** start of Raw data **
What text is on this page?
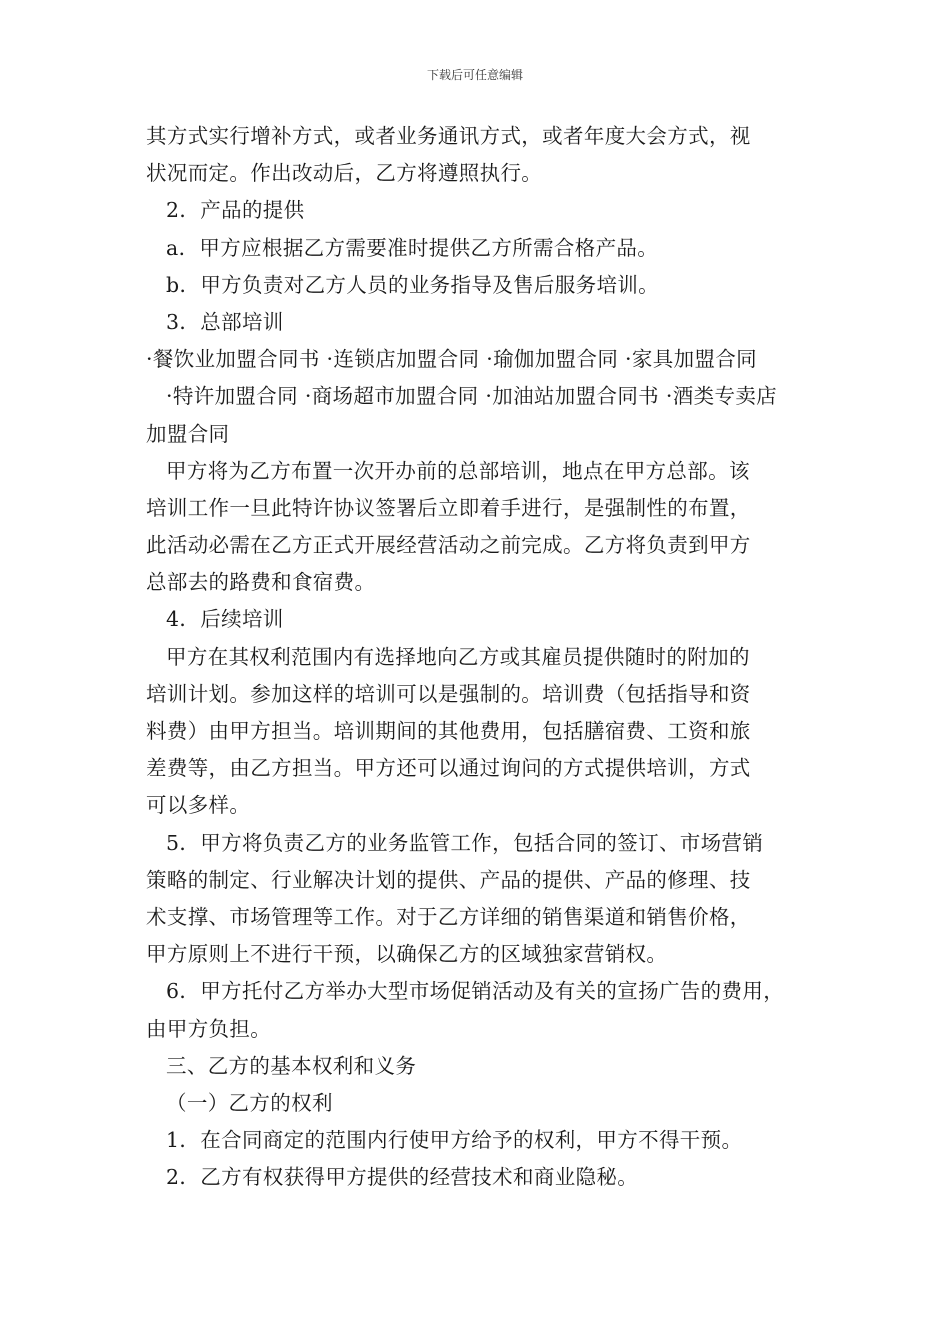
下载后可任意编辑
其方式实行增补方式，或者业务通讯方式，或者年度大会方式，视
状况而定。作出改动后，乙方将遵照执行。
2．产品的提供
a．甲方应根据乙方需要准时提供乙方所需合格产品。
b．甲方负责对乙方人员的业务指导及售后服务培训。
3．总部培训
·餐饮业加盟合同书 ·连锁店加盟合同 ·瑜伽加盟合同 ·家具加盟合同
·特许加盟合同 ·商场超市加盟合同 ·加油站加盟合同书 ·酒类专卖店
加盟合同
甲方将为乙方布置一次开办前的总部培训，地点在甲方总部。该
培训工作一旦此特许协议签署后立即着手进行，是强制性的布置，
此活动必需在乙方正式开展经营活动之前完成。乙方将负责到甲方
总部去的路费和食宿费。
4．后续培训
甲方在其权利范围内有选择地向乙方或其雇员提供随时的附加的
培训计划。参加这样的培训可以是强制的。培训费（包括指导和资
料费）由甲方担当。培训期间的其他费用，包括膳宿费、工资和旅
差费等，由乙方担当。甲方还可以通过询问的方式提供培训，方式
可以多样。
5．甲方将负责乙方的业务监管工作，包括合同的签订、市场营销
策略的制定、行业解决计划的提供、产品的提供、产品的修理、技
术支撑、市场管理等工作。对于乙方详细的销售渠道和销售价格，
甲方原则上不进行干预，以确保乙方的区域独家营销权。
6．甲方托付乙方举办大型市场促销活动及有关的宣扬广告的费用，
由甲方负担。
三、乙方的基本权利和义务
（一）乙方的权利
1．在合同商定的范围内行使甲方给予的权利，甲方不得干预。
2．乙方有权获得甲方提供的经营技术和商业隐秘。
** end of Raw data **
Omit the pictures and reproduce the listing exactly.

What text is on this page?
下载后可任意编辑
其方式实行增补方式，或者业务通讯方式，或者年度大会方式，视
状况而定。作出改动后，乙方将遵照执行。
2．产品的提供
a．甲方应根据乙方需要准时提供乙方所需合格产品。
b．甲方负责对乙方人员的业务指导及售后服务培训。
3．总部培训
·餐饮业加盟合同书 ·连锁店加盟合同 ·瑜伽加盟合同 ·家具加盟合同
·特许加盟合同 ·商场超市加盟合同 ·加油站加盟合同书 ·酒类专卖店
加盟合同
甲方将为乙方布置一次开办前的总部培训，地点在甲方总部。该
培训工作一旦此特许协议签署后立即着手进行，是强制性的布置，
此活动必需在乙方正式开展经营活动之前完成。乙方将负责到甲方
总部去的路费和食宿费。
4．后续培训
甲方在其权利范围内有选择地向乙方或其雇员提供随时的附加的
培训计划。参加这样的培训可以是强制的。培训费（包括指导和资
料费）由甲方担当。培训期间的其他费用，包括膳宿费、工资和旅
差费等，由乙方担当。甲方还可以通过询问的方式提供培训，方式
可以多样。
5．甲方将负责乙方的业务监管工作，包括合同的签订、市场营销
策略的制定、行业解决计划的提供、产品的提供、产品的修理、技
术支撑、市场管理等工作。对于乙方详细的销售渠道和销售价格，
甲方原则上不进行干预，以确保乙方的区域独家营销权。
6．甲方托付乙方举办大型市场促销活动及有关的宣扬广告的费用，
由甲方负担。
三、乙方的基本权利和义务
（一）乙方的权利
1．在合同商定的范围内行使甲方给予的权利，甲方不得干预。
2．乙方有权获得甲方提供的经营技术和商业隐秘。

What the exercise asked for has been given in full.